> [Short problem] Take every line from the material that has the word "مجاهد" in it.

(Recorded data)

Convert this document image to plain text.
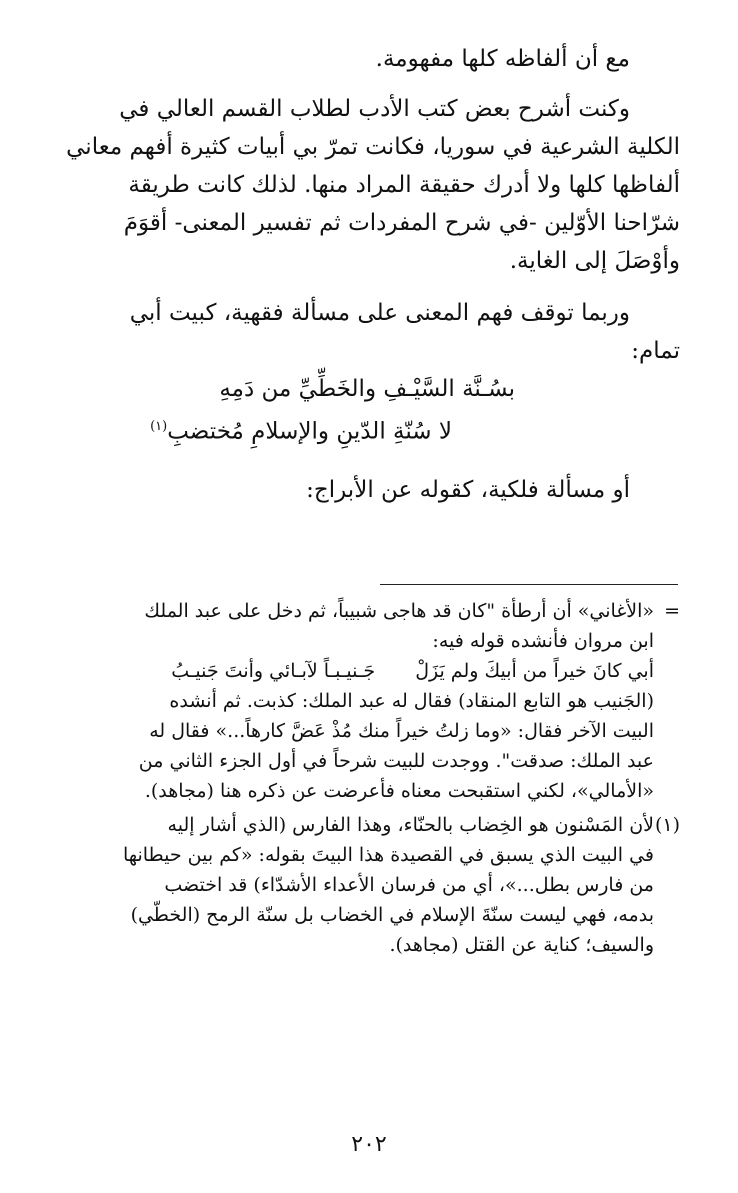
مع أن ألفاظه كلها مفهومة.

وكنت أشرح بعض كتب الأدب لطلاب القسم العالي في
الكلية الشرعية في سوريا، فكانت تمرّ بي أبيات كثيرة أفهم معاني
ألفاظها كلها ولا أدرك حقيقة المراد منها. لذلك كانت طريقة
شرّاحنا الأوّلين -في شرح المفردات ثم تفسير المعنى- أقوَمَ
وأوْصَلَ إلى الغاية.

وربما توقف فهم المعنى على مسألة فقهية، كبيت أبي
تمام:

بسُـنَّة السَّيْـفِ والخَطِّيِّ من دَمِهِ
لا سُنّةِ الدّينِ والإسلامِ مُختضبِ$^{(١)}$

أو مسألة فلكية، كقوله عن الأبراج:

=«الأغاني» أن أرطأة "كان قد هاجى شبيباً، ثم دخل على عبد الملك
ابن مروان فأنشده قوله فيه:
أبي كانَ خيراً من أبيكَ ولم يَزَلْجَـنيـبـاً لآبـائي وأنتَ جَنيـبُ
(الجَنيب هو التابع المنقاد) فقال له عبد الملك: كذبت. ثم أنشده
البيت الآخر فقال: «وما زلتُ خيراً منك مُذْ عَضَّ كارهاً...» فقال له
عبد الملك: صدقت". ووجدت للبيت شرحاً في أول الجزء الثاني من
«الأمالي»، لكني استقبحت معناه فأعرضت عن ذكره هنا (مجاهد).
(١)لأن المَسْنون هو الخِضاب بالحنّاء، وهذا الفارس (الذي أشار إليه
في البيت الذي يسبق في القصيدة هذا البيتَ بقوله: «كم بين حيطانها
من فارس بطل...»، أي من فرسان الأعداء الأشدّاء) قد اختضب
بدمه، فهي ليست سنّةَ الإسلام في الخضاب بل سنّة الرمح (الخطّي)
والسيف؛ كناية عن القتل (مجاهد).
٢٠٢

> [Full output]
«الأمالي»، لكني استقبحت معناه فأعرضت عن ذكره هنا (مجاهد).
والسيف؛ كناية عن القتل (مجاهد).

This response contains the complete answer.